-- start of Provided data --
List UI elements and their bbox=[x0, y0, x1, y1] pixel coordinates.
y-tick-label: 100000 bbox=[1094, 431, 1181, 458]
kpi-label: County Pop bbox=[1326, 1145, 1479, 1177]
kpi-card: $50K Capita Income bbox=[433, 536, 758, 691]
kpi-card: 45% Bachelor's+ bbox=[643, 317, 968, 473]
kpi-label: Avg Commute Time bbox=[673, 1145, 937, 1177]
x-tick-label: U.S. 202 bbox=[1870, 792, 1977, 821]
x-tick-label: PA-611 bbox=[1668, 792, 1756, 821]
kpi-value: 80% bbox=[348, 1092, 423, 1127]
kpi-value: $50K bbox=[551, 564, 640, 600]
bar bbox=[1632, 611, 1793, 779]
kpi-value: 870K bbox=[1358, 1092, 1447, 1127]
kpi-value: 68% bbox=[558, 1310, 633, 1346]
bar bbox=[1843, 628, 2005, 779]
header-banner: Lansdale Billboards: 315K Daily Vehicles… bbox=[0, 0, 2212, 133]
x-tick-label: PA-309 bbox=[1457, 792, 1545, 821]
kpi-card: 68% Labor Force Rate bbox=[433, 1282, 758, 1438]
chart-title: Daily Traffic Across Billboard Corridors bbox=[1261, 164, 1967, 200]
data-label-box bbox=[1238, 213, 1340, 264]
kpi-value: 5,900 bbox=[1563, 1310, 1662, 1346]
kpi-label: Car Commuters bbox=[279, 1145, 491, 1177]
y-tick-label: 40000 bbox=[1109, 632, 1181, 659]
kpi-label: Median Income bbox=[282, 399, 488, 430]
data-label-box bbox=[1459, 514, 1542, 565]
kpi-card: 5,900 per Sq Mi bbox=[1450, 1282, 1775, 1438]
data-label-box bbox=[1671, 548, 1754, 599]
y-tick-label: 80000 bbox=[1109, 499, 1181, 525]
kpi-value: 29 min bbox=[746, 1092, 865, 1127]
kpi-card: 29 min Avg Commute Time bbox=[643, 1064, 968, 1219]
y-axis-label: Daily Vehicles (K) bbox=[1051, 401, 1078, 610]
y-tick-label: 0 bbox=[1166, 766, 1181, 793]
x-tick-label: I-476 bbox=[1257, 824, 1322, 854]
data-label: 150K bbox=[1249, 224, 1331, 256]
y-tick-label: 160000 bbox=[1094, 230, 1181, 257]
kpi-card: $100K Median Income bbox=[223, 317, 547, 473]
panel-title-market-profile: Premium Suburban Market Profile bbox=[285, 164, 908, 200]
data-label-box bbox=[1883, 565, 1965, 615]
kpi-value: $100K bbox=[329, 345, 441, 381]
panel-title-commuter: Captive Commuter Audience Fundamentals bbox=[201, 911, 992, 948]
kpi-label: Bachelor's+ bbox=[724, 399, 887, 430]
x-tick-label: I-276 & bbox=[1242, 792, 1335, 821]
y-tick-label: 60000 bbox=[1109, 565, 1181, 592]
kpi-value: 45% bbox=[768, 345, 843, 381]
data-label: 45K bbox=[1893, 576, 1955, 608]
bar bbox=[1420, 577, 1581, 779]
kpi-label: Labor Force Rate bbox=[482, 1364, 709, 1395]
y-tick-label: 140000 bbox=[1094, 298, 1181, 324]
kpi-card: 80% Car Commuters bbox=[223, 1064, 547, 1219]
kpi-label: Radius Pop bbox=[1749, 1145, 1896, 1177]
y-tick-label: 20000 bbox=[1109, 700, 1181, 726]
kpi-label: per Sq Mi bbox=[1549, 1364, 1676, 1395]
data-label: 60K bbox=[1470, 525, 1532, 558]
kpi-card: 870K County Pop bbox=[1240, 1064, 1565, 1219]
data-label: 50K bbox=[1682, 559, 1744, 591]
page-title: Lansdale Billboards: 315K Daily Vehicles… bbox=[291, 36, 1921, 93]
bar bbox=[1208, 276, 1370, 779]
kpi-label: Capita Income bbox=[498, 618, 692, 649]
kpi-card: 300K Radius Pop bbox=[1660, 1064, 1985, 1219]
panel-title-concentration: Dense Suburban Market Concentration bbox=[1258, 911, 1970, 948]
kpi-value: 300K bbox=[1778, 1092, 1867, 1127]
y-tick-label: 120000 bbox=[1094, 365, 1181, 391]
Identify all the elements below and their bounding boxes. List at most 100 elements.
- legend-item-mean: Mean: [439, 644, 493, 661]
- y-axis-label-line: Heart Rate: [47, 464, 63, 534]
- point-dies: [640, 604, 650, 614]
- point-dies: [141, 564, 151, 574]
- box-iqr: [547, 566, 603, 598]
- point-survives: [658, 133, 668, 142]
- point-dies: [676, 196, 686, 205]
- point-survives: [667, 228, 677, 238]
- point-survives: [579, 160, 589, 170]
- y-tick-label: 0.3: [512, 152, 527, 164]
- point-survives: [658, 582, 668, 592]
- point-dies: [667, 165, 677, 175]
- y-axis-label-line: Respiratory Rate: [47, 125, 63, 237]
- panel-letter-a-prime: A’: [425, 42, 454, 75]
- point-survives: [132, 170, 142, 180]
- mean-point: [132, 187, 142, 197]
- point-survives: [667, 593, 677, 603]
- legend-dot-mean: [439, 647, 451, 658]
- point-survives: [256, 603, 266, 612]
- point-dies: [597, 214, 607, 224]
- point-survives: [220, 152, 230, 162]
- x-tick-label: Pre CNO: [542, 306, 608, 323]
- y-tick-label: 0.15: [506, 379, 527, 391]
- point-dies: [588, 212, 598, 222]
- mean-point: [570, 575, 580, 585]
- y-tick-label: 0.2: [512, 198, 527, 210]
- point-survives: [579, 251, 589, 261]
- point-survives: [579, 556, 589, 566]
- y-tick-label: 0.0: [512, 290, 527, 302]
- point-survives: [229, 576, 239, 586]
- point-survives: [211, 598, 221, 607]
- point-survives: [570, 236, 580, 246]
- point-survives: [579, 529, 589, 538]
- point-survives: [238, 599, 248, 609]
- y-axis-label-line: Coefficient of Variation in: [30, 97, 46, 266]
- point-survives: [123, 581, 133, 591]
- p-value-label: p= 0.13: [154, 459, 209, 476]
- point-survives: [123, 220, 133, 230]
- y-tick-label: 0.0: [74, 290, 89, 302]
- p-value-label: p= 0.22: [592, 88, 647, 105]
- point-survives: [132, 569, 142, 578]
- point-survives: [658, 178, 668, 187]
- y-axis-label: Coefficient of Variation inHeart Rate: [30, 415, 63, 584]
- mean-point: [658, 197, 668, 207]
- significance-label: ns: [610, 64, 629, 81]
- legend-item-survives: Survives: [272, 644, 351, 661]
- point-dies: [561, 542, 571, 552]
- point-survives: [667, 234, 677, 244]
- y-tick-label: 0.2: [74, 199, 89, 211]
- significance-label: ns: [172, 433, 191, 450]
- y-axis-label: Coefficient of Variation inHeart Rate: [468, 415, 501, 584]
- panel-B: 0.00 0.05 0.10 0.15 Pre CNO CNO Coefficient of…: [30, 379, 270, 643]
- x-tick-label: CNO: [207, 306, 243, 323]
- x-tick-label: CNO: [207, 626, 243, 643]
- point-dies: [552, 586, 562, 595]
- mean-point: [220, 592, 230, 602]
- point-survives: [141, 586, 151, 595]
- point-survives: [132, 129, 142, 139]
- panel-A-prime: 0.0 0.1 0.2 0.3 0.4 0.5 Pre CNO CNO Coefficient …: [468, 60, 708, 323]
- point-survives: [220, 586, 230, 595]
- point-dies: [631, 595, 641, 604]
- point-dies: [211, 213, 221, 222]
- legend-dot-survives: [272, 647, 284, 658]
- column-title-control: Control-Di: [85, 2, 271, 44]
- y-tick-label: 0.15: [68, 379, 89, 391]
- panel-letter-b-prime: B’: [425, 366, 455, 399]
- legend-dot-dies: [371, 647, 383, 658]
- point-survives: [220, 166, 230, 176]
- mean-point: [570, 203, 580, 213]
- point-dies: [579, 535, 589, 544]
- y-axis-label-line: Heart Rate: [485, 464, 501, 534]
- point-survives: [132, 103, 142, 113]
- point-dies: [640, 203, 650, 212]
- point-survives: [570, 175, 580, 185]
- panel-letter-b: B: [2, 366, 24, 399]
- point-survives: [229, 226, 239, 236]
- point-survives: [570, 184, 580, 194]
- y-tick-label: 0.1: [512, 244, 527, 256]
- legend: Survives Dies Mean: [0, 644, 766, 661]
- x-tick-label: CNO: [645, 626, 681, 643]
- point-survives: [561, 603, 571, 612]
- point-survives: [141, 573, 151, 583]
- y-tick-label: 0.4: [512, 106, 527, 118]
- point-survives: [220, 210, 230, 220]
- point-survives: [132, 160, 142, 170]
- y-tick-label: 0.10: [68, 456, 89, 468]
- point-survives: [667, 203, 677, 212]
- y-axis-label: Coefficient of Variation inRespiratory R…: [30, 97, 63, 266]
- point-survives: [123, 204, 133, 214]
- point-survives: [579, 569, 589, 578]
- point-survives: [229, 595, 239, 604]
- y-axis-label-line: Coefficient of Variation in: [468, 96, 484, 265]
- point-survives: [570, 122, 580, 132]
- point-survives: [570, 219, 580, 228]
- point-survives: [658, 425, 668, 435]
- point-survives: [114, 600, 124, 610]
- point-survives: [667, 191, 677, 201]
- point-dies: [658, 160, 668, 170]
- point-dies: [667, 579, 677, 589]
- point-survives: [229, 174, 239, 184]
-- end of Provided data --
(Stated problem): Find every line in the items above that contains the word "Median", and copy each of those lines.

(Expected answer):
kpi-label: Median Income bbox=[282, 399, 488, 430]
kpi-card: $100K Median Income bbox=[223, 317, 547, 473]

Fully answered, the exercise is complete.